TO DO:
From the listing below, pull out all lines with "письма" in them.

+++ MATERIAL FOR THIS EXERCISE +++

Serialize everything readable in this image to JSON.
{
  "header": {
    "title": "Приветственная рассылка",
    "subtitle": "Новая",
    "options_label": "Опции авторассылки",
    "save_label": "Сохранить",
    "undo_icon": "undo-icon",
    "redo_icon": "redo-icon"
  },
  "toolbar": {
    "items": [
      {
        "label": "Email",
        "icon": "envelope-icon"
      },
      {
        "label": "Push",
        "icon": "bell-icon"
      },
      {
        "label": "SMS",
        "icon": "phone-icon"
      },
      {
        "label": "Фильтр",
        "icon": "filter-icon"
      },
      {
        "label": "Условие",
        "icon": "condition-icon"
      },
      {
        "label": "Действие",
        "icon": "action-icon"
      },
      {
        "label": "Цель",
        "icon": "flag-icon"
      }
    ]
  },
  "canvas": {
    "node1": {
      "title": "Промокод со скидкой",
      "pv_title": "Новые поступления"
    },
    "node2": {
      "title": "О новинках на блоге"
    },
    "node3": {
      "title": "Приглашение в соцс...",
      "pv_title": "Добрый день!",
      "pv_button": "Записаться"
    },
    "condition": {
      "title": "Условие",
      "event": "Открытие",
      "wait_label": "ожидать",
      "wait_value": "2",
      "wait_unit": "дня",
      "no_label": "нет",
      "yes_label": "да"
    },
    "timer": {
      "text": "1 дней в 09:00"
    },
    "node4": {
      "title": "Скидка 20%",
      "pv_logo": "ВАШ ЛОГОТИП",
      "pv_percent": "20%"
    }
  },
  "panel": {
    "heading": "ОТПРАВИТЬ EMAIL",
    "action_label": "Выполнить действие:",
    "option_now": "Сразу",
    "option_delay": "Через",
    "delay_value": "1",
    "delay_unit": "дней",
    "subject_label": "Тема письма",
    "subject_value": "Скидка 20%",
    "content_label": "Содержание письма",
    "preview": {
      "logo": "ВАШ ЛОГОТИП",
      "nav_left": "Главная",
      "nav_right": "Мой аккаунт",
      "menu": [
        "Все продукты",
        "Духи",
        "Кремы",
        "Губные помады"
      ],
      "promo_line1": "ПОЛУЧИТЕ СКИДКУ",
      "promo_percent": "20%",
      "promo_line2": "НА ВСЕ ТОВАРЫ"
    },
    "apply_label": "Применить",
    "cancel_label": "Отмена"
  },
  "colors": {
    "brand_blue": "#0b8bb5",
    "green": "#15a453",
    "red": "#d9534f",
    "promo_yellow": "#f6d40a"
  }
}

+++

OUTPUT BELOW:
    "subject_label": "Тема письма",
    "content_label": "Содержание письма",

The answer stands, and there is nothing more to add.